- [DIRECTION] Search the records for the word "this" and report each line that has it.

- [RECORDS SUPPLIED]

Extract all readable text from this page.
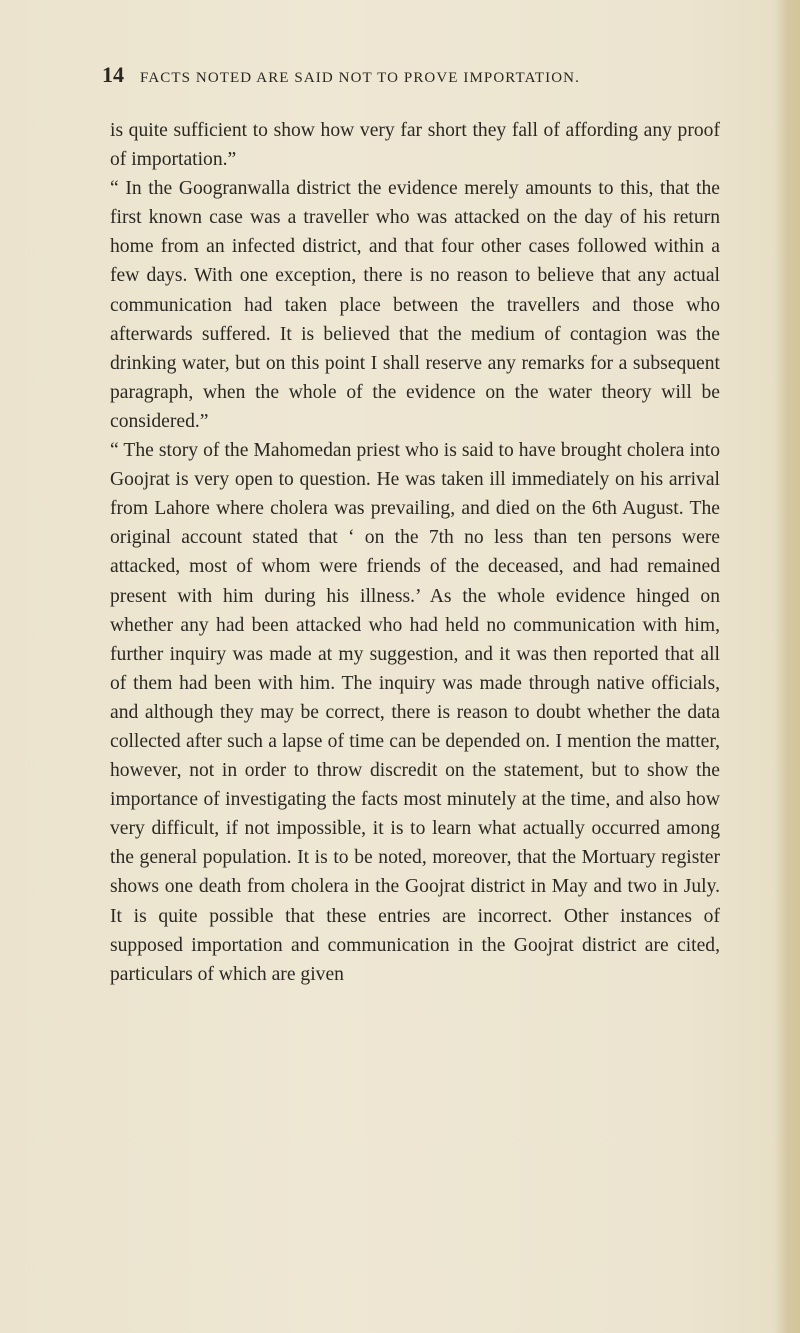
14 FACTS NOTED ARE SAID NOT TO PROVE IMPORTATION.

is quite sufficient to show how very far short they fall of affording any proof of importation.”

“ In the Googranwalla district the evidence merely amounts to this, that the first known case was a traveller who was attacked on the day of his return home from an infected district, and that four other cases followed within a few days. With one exception, there is no reason to believe that any actual communication had taken place between the travellers and those who afterwards suffered. It is believed that the medium of contagion was the drinking water, but on this point I shall reserve any remarks for a subsequent paragraph, when the whole of the evidence on the water theory will be considered.”

“ The story of the Mahomedan priest who is said to have brought cholera into Goojrat is very open to question. He was taken ill immediately on his arrival from Lahore where cholera was prevailing, and died on the 6th August. The original account stated that ‘ on the 7th no less than ten persons were attacked, most of whom were friends of the deceased, and had remained present with him during his illness.’ As the whole evidence hinged on whether any had been attacked who had held no communication with him, further inquiry was made at my suggestion, and it was then reported that all of them had been with him. The inquiry was made through native officials, and although they may be correct, there is reason to doubt whether the data collected after such a lapse of time can be depended on. I mention the matter, however, not in order to throw discredit on the statement, but to show the importance of investigating the facts most minutely at the time, and also how very difficult, if not impossible, it is to learn what actually occurred among the general population. It is to be noted, moreover, that the Mortuary register shows one death from cholera in the Goojrat district in May and two in July. It is quite possible that these entries are incorrect. Other instances of supposed importation and communication in the Goojrat district are cited, particulars of which are given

- [RESPONSE TO THE EXERCISE]
Extract all readable text from this page.
“ In the Googranwalla district the evidence merely amounts to this, that the first known case was a traveller who was attacked on the day of his return home from an infected district, and that four other cases followed within a few days. With one exception, there is no reason to believe that any actual communication had taken place between the travellers and those who afterwards suffered. It is believed that the medium of contagion was the drinking water, but on this point I shall reserve any remarks for a subsequent paragraph, when the whole of the evidence on the water theory will be considered.”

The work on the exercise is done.